WHAT YOU NEED TO DO:
Scan the entries for lines with the word "masticatory" and copy those lines.

Page text dataset records
★ ★ ★ ★ ★
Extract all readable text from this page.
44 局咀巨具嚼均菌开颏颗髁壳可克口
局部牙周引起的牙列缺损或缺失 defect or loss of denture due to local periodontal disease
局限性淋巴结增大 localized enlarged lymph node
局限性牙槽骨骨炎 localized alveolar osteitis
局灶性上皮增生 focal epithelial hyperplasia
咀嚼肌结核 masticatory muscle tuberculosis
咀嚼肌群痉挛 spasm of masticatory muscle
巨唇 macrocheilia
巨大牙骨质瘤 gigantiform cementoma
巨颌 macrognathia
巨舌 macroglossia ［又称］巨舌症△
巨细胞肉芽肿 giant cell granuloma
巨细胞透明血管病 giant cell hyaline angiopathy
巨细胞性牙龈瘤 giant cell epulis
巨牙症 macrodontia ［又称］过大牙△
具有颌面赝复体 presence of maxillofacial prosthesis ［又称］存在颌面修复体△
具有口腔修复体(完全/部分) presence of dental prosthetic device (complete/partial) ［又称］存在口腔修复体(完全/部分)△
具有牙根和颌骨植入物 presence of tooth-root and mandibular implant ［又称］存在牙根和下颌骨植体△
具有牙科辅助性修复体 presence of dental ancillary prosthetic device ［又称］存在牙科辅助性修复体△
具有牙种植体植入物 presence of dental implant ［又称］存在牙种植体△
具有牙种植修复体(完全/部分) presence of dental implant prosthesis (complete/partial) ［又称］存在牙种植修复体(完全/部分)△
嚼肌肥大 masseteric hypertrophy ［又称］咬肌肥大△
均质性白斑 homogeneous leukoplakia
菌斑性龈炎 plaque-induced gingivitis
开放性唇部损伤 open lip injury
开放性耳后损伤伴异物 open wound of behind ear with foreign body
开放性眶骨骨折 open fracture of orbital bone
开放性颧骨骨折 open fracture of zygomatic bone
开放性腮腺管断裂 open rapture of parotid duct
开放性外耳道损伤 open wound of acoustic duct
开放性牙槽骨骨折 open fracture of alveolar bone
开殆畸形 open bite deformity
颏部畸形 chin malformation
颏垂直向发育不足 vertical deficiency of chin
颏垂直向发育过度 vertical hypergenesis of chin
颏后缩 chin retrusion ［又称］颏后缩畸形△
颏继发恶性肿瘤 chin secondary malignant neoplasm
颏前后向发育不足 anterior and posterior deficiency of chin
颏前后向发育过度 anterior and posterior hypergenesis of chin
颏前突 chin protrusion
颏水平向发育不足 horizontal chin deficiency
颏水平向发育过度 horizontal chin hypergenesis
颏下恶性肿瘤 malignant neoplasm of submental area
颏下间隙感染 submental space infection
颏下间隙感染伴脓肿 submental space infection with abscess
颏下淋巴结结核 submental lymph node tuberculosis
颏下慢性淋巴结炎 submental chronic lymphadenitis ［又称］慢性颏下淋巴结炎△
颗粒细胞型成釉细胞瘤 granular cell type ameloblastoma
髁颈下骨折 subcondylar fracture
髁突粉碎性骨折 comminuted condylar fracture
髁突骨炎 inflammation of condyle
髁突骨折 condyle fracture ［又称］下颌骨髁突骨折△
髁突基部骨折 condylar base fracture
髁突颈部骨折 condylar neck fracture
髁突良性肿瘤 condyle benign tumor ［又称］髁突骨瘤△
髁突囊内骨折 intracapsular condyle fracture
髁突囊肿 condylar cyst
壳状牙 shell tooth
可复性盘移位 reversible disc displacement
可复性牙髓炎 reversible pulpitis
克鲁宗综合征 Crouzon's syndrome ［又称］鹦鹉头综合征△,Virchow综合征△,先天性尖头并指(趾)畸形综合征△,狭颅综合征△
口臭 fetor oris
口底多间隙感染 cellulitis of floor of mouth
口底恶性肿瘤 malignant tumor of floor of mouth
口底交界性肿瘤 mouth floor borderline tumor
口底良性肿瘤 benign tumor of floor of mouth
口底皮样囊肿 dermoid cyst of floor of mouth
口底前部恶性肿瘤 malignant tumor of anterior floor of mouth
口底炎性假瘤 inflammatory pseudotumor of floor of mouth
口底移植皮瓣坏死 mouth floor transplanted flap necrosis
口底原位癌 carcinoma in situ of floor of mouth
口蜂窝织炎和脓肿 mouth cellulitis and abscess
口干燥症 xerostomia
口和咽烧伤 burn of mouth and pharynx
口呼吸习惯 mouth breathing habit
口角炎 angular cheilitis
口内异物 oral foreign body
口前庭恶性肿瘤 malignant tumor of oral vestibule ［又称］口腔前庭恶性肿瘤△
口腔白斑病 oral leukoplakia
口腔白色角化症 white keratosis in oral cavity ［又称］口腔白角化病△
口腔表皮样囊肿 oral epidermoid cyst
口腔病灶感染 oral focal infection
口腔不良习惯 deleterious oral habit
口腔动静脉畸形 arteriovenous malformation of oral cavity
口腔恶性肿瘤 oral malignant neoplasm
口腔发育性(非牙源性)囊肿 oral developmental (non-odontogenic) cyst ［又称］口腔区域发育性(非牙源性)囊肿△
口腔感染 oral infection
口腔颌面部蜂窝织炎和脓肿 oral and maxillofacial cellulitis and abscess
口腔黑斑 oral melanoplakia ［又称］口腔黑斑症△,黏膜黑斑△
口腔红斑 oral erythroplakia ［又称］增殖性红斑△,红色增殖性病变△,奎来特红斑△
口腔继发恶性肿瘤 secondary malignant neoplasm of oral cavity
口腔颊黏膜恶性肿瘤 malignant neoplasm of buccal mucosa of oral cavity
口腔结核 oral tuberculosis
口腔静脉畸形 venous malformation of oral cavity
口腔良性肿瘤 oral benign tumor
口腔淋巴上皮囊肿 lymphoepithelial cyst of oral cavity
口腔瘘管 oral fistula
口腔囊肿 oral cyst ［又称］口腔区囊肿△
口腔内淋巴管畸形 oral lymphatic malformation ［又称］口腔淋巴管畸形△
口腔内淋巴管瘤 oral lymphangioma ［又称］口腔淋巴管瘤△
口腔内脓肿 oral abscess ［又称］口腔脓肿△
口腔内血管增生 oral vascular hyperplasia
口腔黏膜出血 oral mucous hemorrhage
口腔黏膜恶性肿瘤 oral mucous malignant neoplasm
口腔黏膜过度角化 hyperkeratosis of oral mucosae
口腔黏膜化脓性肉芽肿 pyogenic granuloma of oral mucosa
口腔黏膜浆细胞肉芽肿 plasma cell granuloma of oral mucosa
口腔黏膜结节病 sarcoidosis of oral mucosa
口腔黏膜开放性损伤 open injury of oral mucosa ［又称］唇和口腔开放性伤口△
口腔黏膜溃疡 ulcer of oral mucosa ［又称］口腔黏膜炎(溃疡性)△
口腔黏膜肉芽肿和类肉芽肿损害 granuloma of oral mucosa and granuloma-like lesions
★ ★ ★ ★ ★
TASK ANSWER:
咀嚼肌结核 masticatory muscle tuberculosis
咀嚼肌群痉挛 spasm of masticatory muscle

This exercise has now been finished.